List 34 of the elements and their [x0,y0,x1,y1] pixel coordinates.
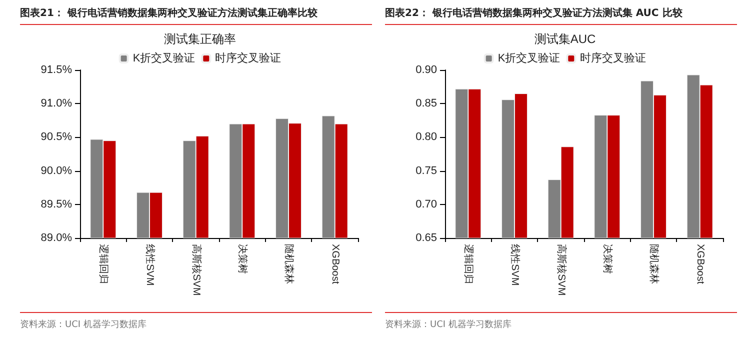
x-tick-label: 高斯核SVM [190,244,202,296]
text: 资料来源：UCI 机器学习数据库 [20,312,372,331]
y-tick-label: 91.0% [40,98,72,110]
chart-title: 图表22： 银行电话营销数据集两种交叉验证方法测试集 AUC 比较 [385,6,737,25]
text: 资料来源：UCI 机器学习数据库 [385,312,737,331]
x-tick-label: 决策树 [236,244,249,274]
chart-subtitle: 测试集正确率 [164,32,236,46]
x-tick-label: 线性SVM [144,244,156,286]
x-tick-label: 逻辑回归 [462,244,475,284]
y-tick-label: 89.0% [40,232,72,244]
chart-subtitle: 测试集AUC [534,32,596,46]
legend-label: 时序交叉验证 [580,52,646,64]
x-tick-label: XGBoost [329,244,340,284]
y-tick-label: 90.5% [40,131,72,144]
y-tick-label: 0.70 [416,198,437,210]
x-tick-label: 线性SVM [509,244,521,286]
chart-title: 图表21： 银行电话营销数据集两种交叉验证方法测试集正确率比较 [20,6,372,25]
y-tick-label: 0.75 [416,164,437,177]
x-tick-label: 逻辑回归 [98,244,110,284]
y-tick-label: 0.90 [416,64,437,76]
x-tick-label: 高斯核SVM [555,244,568,296]
y-tick-label: 0.65 [416,232,437,244]
y-tick-label: 0.85 [416,98,437,110]
legend-label: K折交叉验证 [132,52,196,64]
legend-label: 时序交叉验证 [215,52,282,64]
x-tick-label: 随机森林 [283,244,295,284]
x-tick-label: 决策树 [602,244,614,274]
x-tick-label: 随机森林 [648,244,660,284]
x-tick-label: XGBoost [694,244,706,284]
legend-label: K折交叉验证 [498,52,560,64]
y-tick-label: 0.80 [416,131,437,144]
y-tick-label: 89.5% [40,198,72,210]
y-tick-label: 91.5% [40,64,72,76]
y-tick-label: 90.0% [40,164,72,177]
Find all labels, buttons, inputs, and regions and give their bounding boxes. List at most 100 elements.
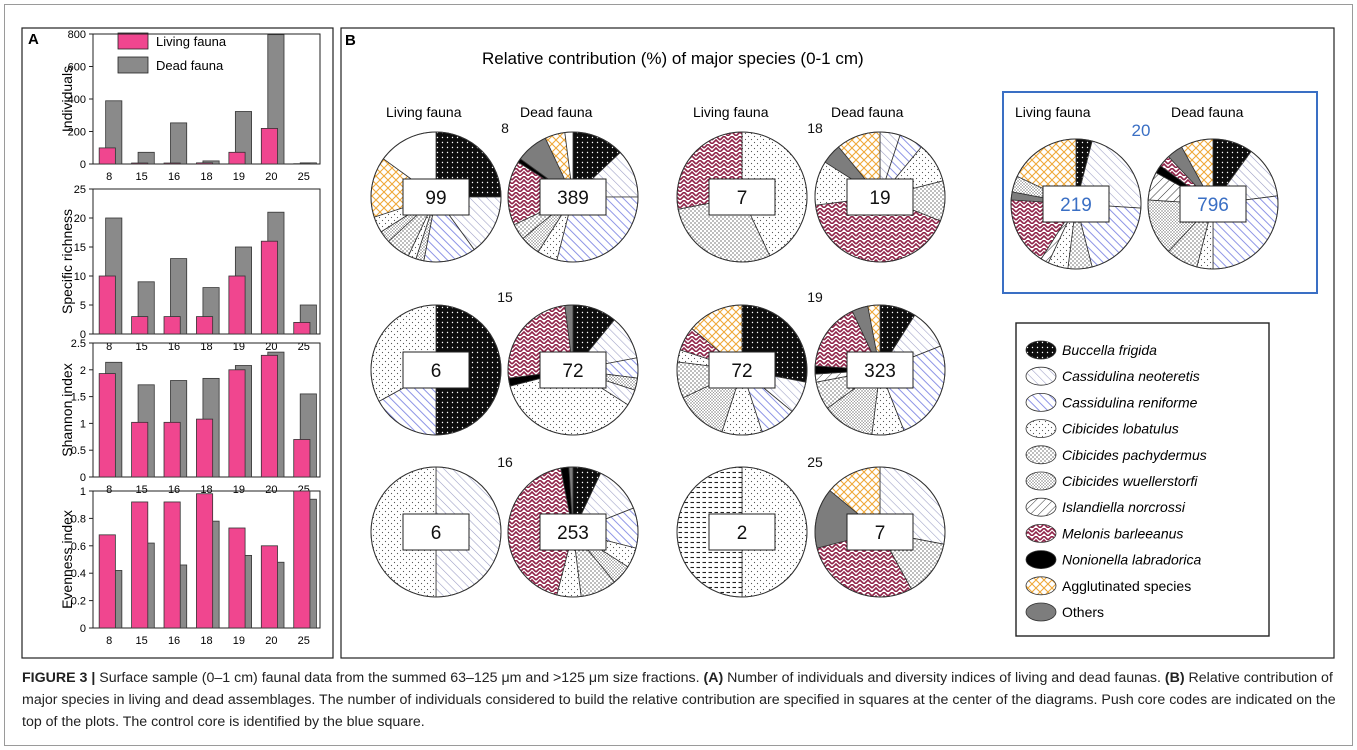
- x-tick-label: 8: [106, 484, 112, 496]
- pie-living-fauna: 6: [370, 304, 502, 436]
- caption-text-2: Number of individuals and diversity indi…: [723, 670, 1165, 686]
- x-tick-label: 25: [298, 635, 310, 647]
- pie-outline: [507, 304, 639, 436]
- x-tick-label: 25: [298, 171, 310, 183]
- count-box: [708, 178, 776, 216]
- legend-label: Others: [1062, 604, 1104, 620]
- pie-living-fauna: 6: [370, 466, 502, 598]
- legend-label: Cibicides pachydermus: [1062, 447, 1207, 463]
- bar-living-fauna: [260, 354, 278, 478]
- bar-living-fauna: [98, 275, 116, 335]
- bar-chart-specific-richness: 0 5 10 15 20 25 Specific richness 8 15 16 18 19 20 25: [59, 184, 321, 353]
- column-header-living: Living fauna: [386, 104, 462, 120]
- panel-a-border: [21, 27, 334, 659]
- y-tick-label: 20: [74, 213, 86, 225]
- bar-living-fauna: [98, 373, 116, 478]
- y-tick-label: 0.8: [71, 513, 86, 525]
- core-code-label: 25: [807, 454, 823, 470]
- count-box: [539, 351, 607, 389]
- legend-swatch-in: [1025, 497, 1057, 517]
- count-box: [708, 513, 776, 551]
- x-tick-label: 8: [106, 171, 112, 183]
- legend-swatch-mb: [1025, 524, 1057, 543]
- core-code-label: 18: [807, 120, 823, 136]
- species-legend-item: Cibicides pachydermus: [1025, 445, 1207, 465]
- species-legend-item: Melonis barleeanus: [1025, 524, 1183, 543]
- count-label: 6: [431, 523, 442, 544]
- panel-b-border: [340, 27, 1335, 659]
- count-box: [1179, 185, 1247, 223]
- x-tick-label: 18: [200, 341, 212, 353]
- count-box: [539, 178, 607, 216]
- column-header-dead: Dead fauna: [520, 104, 593, 120]
- legend-swatch-bf: [1025, 340, 1057, 360]
- y-tick-label: 15: [74, 242, 86, 254]
- legend-label-living: Living fauna: [156, 34, 227, 49]
- bar-living-fauna: [260, 240, 278, 335]
- legend-label: Melonis barleeanus: [1062, 525, 1183, 541]
- legend-swatch-cw: [1025, 471, 1057, 491]
- count-label: 7: [737, 188, 748, 209]
- pie-outline: [370, 304, 502, 436]
- count-box: [539, 513, 607, 551]
- x-tick-label: 16: [168, 635, 180, 647]
- pie-living-fauna: 99: [370, 131, 502, 263]
- x-tick-label: 15: [136, 484, 148, 496]
- bar-dead-fauna: [137, 151, 155, 165]
- legend-label: Islandiella norcrossi: [1062, 499, 1186, 515]
- pie-pair-core-20: 20 219 796: [1010, 121, 1279, 270]
- count-label: 219: [1060, 195, 1092, 216]
- y-tick-label: 0: [80, 329, 86, 341]
- species-legend-item: Cibicides lobatulus: [1025, 419, 1179, 439]
- x-tick-label: 18: [200, 171, 212, 183]
- pie-outline: [370, 131, 502, 263]
- bar-living-fauna: [293, 439, 311, 478]
- y-tick-label: 10: [74, 271, 86, 283]
- x-tick-label: 16: [168, 484, 180, 496]
- pie-pair-core-25: 25 2 7: [676, 454, 946, 598]
- bar-living-fauna: [131, 421, 149, 478]
- bar-chart-individuals: 0 200 400 600 800 Individuals 8 15 16 18 19 20 25: [59, 29, 321, 183]
- figure-frame: [4, 4, 1353, 746]
- bar-living-fauna: [131, 316, 149, 335]
- species-legend-item: Cassidulina neoteretis: [1025, 366, 1200, 386]
- column-header-living: Living fauna: [693, 104, 769, 120]
- bar-living-fauna: [260, 128, 278, 165]
- y-axis-label: Specific richness: [59, 209, 75, 314]
- y-tick-label: 0: [80, 159, 86, 171]
- count-label: 323: [864, 361, 896, 382]
- y-tick-label: 0.6: [71, 541, 86, 553]
- y-tick-label: 25: [74, 184, 86, 196]
- x-tick-label: 15: [136, 341, 148, 353]
- count-box: [846, 351, 914, 389]
- count-box: [708, 351, 776, 389]
- bar-living-fauna: [98, 534, 116, 629]
- y-tick-label: 800: [68, 29, 86, 41]
- species-legend: Buccella frigida Cassidulina neoteretis Ca…: [1025, 340, 1207, 622]
- pie-outline: [676, 131, 808, 263]
- bar-living-fauna: [228, 369, 246, 478]
- species-legend-item: Nonionella labradorica: [1025, 550, 1202, 569]
- pie-outline: [676, 466, 808, 598]
- y-tick-label: 2.5: [71, 338, 86, 350]
- pie-dead-fauna: 253: [507, 466, 639, 598]
- x-tick-label: 20: [265, 171, 277, 183]
- y-tick-label: 0: [80, 472, 86, 484]
- column-header-dead: Dead fauna: [1171, 104, 1244, 120]
- y-tick-label: 1: [80, 418, 86, 430]
- species-legend-item: Others: [1025, 602, 1104, 622]
- legend-swatch-cn: [1025, 366, 1057, 386]
- panel-a: A Living fauna Dead fauna 0200400600800I…: [21, 27, 334, 659]
- y-tick-label: 0.2: [71, 596, 86, 608]
- core-code-label: 20: [1132, 121, 1151, 140]
- legend-label: Agglutinated species: [1062, 578, 1191, 594]
- core-code-label: 8: [501, 120, 509, 136]
- bar-living-fauna: [131, 162, 149, 165]
- y-tick-label: 1: [80, 486, 86, 498]
- bar-living-fauna: [163, 421, 181, 478]
- count-label: 6: [431, 361, 442, 382]
- bar-living-fauna: [228, 275, 246, 335]
- pie-dead-fauna: 19: [814, 131, 946, 263]
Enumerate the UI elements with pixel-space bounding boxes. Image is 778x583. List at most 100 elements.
──────────
- **What is expected**:
Extract the items from the line containing "x-tick-label: 高斯核SVM [190,244,202,296]" through the line containing "x-tick-label: 高斯核SVM [555,244,568,296]", repeating each line as it appears.

- **Result of the task**:
x-tick-label: 高斯核SVM [190,244,202,296]
text: 资料来源：UCI 机器学习数据库 [20,312,372,331]
y-tick-label: 91.0% [40,98,72,110]
chart-title: 图表22： 银行电话营销数据集两种交叉验证方法测试集 AUC 比较 [385,6,737,25]
text: 资料来源：UCI 机器学习数据库 [385,312,737,331]
x-tick-label: 决策树 [236,244,249,274]
chart-subtitle: 测试集正确率 [164,32,236,46]
x-tick-label: 线性SVM [144,244,156,286]
x-tick-label: 逻辑回归 [462,244,475,284]
y-tick-label: 89.0% [40,232,72,244]
chart-subtitle: 测试集AUC [534,32,596,46]
legend-label: 时序交叉验证 [580,52,646,64]
x-tick-label: XGBoost [329,244,340,284]
y-tick-label: 90.5% [40,131,72,144]
y-tick-label: 0.70 [416,198,437,210]
x-tick-label: 线性SVM [509,244,521,286]
chart-title: 图表21： 银行电话营销数据集两种交叉验证方法测试集正确率比较 [20,6,372,25]
y-tick-label: 0.75 [416,164,437,177]
x-tick-label: 逻辑回归 [98,244,110,284]
y-tick-label: 0.90 [416,64,437,76]
x-tick-label: 高斯核SVM [555,244,568,296]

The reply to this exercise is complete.